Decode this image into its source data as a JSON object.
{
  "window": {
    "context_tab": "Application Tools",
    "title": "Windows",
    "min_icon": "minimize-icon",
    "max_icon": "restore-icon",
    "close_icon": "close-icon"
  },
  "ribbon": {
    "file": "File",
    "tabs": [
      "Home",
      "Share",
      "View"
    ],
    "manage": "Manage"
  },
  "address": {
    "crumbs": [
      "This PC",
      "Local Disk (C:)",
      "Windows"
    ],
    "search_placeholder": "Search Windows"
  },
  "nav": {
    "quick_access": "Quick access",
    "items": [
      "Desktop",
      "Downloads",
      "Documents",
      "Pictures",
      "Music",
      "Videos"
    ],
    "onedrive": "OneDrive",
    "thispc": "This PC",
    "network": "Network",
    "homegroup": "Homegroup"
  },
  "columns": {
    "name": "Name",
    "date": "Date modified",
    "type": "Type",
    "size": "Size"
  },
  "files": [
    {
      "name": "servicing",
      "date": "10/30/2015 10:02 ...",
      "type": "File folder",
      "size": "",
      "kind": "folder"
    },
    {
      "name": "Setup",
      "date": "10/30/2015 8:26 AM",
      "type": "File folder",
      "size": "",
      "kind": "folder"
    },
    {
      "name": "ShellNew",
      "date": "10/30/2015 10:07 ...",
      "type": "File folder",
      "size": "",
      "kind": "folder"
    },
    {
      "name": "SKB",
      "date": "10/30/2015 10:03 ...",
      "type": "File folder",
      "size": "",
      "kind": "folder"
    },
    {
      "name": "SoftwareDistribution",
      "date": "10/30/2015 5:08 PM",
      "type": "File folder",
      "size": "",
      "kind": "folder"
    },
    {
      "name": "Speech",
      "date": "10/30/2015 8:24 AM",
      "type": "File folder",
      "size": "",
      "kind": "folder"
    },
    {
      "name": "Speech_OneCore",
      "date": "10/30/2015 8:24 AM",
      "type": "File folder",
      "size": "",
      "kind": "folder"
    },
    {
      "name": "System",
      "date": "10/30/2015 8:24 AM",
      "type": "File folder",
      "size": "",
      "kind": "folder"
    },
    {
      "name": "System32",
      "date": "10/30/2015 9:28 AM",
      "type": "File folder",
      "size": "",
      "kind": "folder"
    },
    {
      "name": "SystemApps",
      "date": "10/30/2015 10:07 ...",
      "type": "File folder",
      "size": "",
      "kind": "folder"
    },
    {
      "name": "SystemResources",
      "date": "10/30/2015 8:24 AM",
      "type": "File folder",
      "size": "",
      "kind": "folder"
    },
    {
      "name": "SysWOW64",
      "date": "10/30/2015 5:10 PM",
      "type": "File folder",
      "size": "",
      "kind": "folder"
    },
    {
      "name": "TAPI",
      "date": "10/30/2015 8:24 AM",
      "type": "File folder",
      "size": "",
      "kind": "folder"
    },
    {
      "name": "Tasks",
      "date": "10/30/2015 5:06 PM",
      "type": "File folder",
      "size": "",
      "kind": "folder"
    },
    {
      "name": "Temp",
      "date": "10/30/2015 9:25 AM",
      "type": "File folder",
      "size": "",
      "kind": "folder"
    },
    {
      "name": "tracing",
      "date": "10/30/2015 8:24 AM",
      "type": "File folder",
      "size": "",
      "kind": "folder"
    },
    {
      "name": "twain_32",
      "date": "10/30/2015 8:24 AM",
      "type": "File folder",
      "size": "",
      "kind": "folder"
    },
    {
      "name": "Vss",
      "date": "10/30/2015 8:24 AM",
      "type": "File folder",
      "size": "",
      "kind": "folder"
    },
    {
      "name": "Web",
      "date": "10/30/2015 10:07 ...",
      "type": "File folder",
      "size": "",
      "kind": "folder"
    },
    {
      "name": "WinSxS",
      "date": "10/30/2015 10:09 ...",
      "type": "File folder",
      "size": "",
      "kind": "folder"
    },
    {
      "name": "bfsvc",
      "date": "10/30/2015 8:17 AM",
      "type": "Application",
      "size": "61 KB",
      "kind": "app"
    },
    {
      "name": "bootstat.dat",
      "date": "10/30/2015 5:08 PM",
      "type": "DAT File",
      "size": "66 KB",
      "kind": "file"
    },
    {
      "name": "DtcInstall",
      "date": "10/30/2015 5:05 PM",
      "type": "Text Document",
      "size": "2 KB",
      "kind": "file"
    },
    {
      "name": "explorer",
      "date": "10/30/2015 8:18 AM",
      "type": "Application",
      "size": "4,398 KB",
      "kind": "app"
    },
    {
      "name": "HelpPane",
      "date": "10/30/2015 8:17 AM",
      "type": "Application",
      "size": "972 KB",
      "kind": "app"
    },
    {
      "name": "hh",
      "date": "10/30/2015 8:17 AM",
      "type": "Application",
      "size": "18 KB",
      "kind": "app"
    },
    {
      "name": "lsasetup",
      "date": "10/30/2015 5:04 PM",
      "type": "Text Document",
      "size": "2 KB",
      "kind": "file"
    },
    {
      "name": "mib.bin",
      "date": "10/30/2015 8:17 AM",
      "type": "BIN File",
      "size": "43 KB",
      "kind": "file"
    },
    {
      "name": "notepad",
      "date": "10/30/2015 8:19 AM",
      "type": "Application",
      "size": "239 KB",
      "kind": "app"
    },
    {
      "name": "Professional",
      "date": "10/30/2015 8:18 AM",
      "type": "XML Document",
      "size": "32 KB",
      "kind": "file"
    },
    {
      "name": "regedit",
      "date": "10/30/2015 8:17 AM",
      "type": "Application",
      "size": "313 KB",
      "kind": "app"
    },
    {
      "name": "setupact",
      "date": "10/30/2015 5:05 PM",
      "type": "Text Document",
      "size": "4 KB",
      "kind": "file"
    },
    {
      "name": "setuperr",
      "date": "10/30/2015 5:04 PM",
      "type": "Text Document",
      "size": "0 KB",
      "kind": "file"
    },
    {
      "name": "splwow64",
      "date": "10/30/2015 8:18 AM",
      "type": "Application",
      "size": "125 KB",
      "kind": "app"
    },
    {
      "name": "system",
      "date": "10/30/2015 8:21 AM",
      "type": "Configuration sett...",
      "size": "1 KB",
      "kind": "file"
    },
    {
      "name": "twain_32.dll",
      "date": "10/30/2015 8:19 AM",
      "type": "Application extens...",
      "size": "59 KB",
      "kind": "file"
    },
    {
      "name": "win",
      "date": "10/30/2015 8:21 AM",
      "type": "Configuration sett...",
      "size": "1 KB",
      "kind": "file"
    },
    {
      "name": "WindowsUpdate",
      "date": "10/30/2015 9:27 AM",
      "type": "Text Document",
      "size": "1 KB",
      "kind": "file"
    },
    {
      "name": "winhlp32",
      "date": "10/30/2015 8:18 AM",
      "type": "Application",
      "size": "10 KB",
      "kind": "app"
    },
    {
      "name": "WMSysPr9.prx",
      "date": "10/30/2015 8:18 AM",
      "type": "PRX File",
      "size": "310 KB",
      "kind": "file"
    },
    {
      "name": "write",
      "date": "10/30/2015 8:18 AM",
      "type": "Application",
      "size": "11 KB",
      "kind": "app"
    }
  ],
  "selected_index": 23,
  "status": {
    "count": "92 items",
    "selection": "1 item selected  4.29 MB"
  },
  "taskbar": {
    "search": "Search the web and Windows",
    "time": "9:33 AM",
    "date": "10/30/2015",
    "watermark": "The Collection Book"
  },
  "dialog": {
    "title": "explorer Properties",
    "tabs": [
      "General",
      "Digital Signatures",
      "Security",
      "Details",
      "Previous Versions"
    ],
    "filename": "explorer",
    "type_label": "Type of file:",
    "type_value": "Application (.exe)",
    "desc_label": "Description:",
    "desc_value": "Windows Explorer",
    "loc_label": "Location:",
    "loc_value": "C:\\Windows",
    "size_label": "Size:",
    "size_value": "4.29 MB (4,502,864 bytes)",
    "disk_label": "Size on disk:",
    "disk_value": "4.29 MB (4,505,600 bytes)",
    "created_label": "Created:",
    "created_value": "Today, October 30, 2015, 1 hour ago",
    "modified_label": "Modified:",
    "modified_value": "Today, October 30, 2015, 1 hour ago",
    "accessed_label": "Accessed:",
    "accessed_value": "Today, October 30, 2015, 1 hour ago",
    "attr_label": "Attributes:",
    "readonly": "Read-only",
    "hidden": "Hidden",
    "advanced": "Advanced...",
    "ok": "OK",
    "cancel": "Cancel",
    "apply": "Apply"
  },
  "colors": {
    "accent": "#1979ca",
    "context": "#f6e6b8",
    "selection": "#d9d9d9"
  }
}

--

■ Task objective ■
Find the number of lines in which the word "Today" occurs, and write nothing but that number.

■ Task solution ■
3